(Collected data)
((

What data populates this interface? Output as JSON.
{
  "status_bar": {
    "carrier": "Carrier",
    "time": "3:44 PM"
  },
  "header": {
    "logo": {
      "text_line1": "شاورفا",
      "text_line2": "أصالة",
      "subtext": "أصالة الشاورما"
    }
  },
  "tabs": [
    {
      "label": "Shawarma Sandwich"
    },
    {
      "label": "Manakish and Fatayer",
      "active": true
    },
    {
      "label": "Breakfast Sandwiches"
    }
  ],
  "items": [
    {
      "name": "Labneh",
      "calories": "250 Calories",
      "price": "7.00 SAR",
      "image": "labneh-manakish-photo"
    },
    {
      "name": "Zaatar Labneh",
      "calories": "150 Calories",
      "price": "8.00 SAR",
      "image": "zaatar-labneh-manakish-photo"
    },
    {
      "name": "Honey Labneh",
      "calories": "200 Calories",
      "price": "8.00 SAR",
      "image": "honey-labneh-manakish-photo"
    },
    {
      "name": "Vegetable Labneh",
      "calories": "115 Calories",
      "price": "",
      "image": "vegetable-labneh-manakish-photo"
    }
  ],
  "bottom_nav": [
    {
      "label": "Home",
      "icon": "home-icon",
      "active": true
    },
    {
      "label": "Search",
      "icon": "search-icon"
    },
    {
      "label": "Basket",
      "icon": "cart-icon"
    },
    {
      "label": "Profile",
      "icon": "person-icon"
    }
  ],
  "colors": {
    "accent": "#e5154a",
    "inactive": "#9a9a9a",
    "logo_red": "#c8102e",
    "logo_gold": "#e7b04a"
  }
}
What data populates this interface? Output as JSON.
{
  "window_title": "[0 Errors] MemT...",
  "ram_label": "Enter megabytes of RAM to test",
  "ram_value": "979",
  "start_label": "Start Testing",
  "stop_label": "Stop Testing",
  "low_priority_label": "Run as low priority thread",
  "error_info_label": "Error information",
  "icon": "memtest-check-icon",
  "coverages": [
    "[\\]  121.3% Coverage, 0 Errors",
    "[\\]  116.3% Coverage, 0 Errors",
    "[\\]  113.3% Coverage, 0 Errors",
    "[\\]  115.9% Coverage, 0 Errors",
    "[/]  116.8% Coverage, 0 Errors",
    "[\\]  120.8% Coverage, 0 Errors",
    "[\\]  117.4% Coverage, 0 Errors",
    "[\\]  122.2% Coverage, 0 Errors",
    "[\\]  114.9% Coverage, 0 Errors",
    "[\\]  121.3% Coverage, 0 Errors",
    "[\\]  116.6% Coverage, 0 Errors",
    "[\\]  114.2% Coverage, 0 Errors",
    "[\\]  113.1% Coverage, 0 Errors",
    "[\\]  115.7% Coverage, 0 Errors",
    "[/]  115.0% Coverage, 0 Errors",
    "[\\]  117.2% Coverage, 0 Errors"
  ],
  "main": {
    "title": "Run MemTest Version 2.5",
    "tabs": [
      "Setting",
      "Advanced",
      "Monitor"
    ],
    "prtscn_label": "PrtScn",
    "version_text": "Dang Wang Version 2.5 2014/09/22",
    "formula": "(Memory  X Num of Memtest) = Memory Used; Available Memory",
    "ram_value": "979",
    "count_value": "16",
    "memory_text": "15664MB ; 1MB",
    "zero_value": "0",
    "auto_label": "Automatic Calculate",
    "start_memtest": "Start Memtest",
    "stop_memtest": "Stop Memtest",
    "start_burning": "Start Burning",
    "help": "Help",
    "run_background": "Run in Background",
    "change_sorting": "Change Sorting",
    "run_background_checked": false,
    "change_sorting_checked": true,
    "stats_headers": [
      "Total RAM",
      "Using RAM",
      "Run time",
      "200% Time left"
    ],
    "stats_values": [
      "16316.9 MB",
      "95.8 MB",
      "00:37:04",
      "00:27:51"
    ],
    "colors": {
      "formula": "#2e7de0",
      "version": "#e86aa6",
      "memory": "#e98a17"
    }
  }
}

))

▶ **Description of the task**
Check each line above for the string "image" and report how many lines have it, giving only the number.

▶ **Written answer**
4